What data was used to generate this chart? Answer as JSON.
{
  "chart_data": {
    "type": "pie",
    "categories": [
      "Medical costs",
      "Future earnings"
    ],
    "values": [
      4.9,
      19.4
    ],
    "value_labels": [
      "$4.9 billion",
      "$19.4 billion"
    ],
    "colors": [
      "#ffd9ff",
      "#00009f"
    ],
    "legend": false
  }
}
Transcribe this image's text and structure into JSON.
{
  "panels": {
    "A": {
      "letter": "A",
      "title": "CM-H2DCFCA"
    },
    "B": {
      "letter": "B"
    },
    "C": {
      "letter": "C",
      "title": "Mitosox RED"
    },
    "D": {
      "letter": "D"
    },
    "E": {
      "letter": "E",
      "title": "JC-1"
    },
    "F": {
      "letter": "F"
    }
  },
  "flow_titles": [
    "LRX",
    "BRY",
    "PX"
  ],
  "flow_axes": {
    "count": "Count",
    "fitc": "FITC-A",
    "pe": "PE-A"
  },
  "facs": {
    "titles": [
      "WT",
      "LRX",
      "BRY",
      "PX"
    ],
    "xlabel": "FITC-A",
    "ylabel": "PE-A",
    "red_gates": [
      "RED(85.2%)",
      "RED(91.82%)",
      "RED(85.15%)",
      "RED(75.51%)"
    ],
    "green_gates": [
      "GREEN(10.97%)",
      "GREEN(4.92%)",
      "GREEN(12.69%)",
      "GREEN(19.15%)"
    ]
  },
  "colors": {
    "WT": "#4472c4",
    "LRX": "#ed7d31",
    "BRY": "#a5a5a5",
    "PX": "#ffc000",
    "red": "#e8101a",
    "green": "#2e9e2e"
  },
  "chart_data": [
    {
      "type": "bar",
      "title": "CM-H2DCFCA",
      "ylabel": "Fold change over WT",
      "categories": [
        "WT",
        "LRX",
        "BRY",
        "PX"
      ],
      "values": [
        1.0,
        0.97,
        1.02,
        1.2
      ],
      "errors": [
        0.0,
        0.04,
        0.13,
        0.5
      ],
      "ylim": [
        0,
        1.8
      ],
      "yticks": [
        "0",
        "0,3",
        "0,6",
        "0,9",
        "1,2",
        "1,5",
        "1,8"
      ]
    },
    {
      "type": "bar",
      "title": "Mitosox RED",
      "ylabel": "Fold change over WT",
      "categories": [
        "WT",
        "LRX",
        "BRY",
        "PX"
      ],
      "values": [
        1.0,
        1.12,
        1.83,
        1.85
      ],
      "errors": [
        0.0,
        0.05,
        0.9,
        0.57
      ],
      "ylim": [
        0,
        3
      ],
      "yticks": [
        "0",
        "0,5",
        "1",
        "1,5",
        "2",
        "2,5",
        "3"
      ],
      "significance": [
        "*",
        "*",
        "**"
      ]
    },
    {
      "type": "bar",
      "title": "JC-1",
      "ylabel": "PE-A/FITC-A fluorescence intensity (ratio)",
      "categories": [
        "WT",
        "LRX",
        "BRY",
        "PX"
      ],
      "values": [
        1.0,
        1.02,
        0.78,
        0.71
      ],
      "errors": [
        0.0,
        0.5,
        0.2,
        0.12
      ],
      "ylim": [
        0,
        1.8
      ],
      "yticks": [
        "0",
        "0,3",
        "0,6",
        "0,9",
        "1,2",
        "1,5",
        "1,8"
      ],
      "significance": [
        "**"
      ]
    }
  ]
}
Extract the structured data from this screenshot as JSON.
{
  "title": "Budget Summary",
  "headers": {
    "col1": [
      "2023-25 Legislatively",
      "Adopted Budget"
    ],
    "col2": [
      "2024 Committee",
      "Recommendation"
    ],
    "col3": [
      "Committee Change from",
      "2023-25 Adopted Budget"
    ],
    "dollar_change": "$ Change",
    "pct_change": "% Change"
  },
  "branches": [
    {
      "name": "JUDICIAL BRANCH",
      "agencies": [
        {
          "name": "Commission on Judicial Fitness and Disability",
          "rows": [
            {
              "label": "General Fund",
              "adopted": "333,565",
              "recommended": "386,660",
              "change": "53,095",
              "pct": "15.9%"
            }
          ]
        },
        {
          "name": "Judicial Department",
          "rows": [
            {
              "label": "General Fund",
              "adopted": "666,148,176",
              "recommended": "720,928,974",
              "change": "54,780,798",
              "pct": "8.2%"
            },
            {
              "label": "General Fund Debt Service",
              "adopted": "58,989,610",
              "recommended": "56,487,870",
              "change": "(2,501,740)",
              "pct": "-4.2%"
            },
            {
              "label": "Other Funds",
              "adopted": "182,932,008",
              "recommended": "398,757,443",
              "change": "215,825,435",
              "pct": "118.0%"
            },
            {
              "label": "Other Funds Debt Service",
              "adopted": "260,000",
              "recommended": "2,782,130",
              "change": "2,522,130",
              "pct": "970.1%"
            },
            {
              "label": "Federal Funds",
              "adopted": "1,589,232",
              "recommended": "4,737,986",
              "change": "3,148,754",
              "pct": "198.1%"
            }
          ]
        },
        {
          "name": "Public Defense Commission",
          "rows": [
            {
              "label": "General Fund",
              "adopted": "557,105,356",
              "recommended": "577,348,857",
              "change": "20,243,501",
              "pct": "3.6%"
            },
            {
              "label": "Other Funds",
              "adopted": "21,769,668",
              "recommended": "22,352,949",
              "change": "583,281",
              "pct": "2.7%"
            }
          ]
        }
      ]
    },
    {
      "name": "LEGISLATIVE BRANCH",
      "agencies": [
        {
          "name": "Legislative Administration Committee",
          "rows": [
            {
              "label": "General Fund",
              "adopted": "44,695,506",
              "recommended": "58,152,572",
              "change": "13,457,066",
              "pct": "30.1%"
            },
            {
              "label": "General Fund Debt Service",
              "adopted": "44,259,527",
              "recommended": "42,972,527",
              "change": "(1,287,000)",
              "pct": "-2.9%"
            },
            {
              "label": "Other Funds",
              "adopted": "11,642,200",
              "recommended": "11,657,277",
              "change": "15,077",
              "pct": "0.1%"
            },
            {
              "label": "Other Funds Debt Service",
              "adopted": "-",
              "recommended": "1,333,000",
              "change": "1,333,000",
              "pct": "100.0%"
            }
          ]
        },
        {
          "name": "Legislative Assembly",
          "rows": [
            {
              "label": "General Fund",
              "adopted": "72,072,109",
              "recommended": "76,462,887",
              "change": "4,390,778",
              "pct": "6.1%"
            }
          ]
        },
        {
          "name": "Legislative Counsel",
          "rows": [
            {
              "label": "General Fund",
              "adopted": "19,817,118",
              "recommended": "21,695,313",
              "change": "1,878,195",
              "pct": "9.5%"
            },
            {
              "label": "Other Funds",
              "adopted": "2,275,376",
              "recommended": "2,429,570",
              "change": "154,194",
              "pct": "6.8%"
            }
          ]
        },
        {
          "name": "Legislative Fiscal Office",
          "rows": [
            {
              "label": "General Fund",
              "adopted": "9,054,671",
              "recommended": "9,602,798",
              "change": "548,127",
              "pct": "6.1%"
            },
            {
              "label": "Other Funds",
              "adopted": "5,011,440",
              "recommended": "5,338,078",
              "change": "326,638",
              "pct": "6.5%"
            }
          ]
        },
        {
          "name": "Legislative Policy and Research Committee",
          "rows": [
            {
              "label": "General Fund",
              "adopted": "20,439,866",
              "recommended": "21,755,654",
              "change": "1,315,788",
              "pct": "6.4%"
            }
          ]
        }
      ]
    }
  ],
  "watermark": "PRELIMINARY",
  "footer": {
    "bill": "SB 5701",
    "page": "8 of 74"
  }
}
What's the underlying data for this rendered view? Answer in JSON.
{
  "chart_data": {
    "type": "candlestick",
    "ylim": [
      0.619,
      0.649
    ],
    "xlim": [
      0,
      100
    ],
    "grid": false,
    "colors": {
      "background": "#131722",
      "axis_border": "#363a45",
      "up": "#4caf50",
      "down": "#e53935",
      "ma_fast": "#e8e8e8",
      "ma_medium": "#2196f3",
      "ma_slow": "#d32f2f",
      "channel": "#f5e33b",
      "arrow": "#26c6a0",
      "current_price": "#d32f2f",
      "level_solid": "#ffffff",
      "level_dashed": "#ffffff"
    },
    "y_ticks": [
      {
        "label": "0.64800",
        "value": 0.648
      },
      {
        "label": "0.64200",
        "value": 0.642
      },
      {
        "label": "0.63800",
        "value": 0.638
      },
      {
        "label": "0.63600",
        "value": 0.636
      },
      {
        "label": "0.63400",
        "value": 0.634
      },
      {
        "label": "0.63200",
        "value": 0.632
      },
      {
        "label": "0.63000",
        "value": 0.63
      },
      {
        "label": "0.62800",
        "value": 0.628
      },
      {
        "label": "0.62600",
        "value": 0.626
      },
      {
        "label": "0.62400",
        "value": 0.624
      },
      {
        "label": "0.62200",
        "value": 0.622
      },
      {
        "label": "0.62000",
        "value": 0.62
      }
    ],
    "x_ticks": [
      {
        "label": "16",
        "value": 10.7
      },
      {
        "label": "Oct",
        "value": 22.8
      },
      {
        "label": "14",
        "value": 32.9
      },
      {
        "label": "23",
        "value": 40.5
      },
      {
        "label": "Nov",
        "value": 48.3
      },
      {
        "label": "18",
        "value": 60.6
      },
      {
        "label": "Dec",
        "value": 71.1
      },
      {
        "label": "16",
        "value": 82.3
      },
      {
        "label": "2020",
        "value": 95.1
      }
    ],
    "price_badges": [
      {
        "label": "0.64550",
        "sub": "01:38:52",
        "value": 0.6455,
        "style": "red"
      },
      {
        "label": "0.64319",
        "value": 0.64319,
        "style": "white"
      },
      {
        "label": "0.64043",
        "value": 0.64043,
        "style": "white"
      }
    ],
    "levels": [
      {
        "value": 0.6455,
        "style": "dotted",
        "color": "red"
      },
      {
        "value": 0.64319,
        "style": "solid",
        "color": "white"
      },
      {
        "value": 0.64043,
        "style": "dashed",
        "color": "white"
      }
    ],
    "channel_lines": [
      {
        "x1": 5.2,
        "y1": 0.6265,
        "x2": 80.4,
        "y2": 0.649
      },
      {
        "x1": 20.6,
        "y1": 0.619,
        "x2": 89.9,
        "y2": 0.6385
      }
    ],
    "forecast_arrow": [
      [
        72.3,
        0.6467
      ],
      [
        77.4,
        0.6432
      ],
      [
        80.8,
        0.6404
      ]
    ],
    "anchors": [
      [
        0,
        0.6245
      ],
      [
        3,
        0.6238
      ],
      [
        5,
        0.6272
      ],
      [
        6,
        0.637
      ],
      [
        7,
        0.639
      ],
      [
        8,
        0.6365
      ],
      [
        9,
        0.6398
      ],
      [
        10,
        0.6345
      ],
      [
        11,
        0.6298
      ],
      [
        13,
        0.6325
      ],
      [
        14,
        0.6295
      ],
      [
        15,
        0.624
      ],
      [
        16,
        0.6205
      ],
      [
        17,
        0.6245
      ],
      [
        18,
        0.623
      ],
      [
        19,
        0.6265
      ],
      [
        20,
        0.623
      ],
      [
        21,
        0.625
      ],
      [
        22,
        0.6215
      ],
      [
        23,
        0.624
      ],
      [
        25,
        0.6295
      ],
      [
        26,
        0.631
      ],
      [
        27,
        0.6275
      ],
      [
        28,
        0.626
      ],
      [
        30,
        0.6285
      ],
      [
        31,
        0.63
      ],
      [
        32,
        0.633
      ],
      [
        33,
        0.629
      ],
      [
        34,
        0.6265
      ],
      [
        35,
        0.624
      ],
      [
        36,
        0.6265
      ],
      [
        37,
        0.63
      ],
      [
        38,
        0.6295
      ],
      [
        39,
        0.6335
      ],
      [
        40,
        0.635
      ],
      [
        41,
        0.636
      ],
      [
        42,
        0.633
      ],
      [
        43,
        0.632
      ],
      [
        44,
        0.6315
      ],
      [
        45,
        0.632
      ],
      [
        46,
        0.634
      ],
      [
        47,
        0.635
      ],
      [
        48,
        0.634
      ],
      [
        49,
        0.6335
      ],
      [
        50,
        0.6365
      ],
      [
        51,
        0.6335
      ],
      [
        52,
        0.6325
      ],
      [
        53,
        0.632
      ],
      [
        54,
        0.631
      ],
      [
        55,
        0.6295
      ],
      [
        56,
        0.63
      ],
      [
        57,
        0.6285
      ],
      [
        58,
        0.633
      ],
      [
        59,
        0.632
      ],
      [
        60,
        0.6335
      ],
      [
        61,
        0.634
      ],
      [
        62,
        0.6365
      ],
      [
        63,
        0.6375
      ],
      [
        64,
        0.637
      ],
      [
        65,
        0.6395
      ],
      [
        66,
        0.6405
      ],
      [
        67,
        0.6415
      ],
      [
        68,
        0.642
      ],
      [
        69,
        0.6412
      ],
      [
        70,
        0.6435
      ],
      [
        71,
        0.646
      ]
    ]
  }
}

____________

• _Task goal_
In the records above, find each line holding "ffffff" and copy it.

• _Exercise output_
      "level_solid": "#ffffff",
      "level_dashed": "#ffffff"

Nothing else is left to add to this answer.